- **PROBLEM**:
Using the procedure outline below, answer yes or no to whether each statement agrees with it, and quote the words of the outline that decide each answer. 1. The lumbar infusion test is carried out under general anesthesia. 2. Resistance to CSF outflow is measured in mmHg/ml/min. 3. A sustained rise in CSF pressure during the fluid challenge points to increased absorptive capacity.

EXTRACTED TEXT Block Start

2.2 Outline of the procedure

2.2.1 The lumbar infusion test (also known as the intrathecal infusion test) aims to assess the adequacy of CSF absorptive capacity by the administration of a fluid challenge. An abnormal and sustained rise in CSF pressure in the face of the challenge is indicative of reduced absorptive capacity and, therefore, of NPH.

2.2.2 Under local anaesthesia, a needle connected to a pressure monitor is inserted through the skin of the lower back and into the lumbar spinal sac. CSF pressure is then recorded and monitored as fluid is infused. A common measure used to determine which patients are most likely to benefit from shunt surgery is the resistance to CSF outflow (measured in mmHg/ml/min), which is calculated from the pressure gradient (mmHg) during a constant infusion (ml/min). Alternatively, the plateau pressure (measured in mmHg), at which a balance between CSF absorption and infusion is reached, may be used. Various numerical cut-off points in the test have been used to assess the likelihood that a given patient may benefit from subsequent shunt surgery.

EXTRACTED TEXT Block End
DATASET CONTENT Block Start

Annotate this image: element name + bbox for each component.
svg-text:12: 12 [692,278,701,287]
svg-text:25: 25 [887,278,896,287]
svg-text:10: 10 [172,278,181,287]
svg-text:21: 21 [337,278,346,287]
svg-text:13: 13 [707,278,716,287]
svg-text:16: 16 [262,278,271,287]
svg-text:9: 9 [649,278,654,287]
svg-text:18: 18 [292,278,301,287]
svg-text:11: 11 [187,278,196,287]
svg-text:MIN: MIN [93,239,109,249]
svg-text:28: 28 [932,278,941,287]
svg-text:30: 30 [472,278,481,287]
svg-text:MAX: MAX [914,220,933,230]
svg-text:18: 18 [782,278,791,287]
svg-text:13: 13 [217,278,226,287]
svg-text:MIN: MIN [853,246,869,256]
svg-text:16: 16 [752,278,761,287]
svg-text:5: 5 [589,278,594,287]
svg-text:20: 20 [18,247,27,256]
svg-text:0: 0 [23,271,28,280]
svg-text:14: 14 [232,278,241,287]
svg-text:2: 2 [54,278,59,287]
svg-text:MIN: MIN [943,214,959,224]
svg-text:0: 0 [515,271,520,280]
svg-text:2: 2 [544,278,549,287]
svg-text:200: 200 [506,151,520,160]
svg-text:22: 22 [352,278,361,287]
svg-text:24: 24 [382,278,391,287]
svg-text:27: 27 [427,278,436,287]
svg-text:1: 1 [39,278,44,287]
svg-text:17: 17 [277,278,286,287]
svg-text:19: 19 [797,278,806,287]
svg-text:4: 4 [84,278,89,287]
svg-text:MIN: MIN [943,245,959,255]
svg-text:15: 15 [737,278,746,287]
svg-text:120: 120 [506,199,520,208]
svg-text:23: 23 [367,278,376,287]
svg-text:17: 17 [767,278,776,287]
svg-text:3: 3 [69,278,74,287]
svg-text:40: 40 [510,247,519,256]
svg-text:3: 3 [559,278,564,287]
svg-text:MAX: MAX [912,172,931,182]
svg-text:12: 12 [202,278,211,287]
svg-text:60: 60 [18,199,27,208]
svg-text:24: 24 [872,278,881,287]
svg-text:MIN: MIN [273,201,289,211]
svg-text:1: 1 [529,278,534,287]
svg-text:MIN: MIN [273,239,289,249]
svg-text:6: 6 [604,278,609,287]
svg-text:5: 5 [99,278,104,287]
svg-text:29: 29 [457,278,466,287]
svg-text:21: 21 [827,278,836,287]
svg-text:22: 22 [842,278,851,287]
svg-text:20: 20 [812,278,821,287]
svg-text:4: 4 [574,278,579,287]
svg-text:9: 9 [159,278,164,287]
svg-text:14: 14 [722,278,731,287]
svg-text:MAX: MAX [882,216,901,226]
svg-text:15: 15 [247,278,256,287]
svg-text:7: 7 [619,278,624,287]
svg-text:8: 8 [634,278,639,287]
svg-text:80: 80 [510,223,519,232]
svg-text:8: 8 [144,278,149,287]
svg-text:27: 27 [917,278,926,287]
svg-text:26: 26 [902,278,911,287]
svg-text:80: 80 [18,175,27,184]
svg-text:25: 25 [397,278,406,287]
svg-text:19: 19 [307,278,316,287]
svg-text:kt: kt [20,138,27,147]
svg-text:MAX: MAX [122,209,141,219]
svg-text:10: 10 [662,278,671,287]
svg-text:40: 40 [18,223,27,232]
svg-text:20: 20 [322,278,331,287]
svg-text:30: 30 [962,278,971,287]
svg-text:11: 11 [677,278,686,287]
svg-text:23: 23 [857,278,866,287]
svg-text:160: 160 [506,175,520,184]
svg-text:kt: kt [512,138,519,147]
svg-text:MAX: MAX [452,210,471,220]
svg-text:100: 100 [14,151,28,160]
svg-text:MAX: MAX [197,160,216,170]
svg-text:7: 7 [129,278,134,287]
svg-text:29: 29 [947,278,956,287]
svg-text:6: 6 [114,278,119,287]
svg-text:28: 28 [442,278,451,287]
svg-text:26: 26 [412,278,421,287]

DATASET CONTENT Block End

- **RESULT**:
1. No: "Under local anaesthesia, a needle connected to a pressure monitor is inserted through the skin of the lower back and into the lumbar spinal sac."
2. Yes: "the resistance to CSF outflow (measured in mmHg/ml/min)"
3. No: "An abnormal and sustained rise in CSF pressure in the face of the challenge is indicative of reduced absorptive capacity"